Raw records
▬▬▬▬▬▬
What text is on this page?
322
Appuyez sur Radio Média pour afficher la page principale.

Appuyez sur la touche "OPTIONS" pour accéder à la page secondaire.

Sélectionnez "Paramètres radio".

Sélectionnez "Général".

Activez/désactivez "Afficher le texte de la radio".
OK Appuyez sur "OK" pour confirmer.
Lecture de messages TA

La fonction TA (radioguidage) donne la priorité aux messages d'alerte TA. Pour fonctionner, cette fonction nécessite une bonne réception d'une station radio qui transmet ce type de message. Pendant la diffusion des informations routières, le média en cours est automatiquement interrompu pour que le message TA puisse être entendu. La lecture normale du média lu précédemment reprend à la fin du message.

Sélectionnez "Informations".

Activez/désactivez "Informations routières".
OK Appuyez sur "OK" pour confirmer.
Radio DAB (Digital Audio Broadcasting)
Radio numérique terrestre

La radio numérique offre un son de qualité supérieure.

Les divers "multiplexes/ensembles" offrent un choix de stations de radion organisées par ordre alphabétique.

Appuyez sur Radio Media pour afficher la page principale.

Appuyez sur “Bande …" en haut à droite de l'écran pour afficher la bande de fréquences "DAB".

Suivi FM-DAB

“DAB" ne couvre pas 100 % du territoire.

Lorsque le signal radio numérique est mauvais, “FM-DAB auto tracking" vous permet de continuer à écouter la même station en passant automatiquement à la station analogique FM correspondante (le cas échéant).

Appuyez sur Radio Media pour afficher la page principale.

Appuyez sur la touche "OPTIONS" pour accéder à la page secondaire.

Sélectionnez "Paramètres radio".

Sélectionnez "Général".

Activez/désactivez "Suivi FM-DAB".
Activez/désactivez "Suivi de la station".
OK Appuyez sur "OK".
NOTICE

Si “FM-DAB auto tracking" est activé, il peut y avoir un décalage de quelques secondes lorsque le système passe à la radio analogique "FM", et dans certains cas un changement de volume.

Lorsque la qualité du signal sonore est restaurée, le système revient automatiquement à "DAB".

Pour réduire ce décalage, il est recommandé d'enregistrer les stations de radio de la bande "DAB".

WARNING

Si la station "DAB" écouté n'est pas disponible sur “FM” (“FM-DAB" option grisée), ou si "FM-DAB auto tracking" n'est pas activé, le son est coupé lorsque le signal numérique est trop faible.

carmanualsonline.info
▬▬▬▬▬▬
* **TO BE DONE**
Wherever a line in the data above holds "Suivi", copy that line.

* **RESULT OF THE EXERCISE**
Suivi FM-DAB
Activez/désactivez "Suivi FM-DAB".
Activez/désactivez "Suivi de la station".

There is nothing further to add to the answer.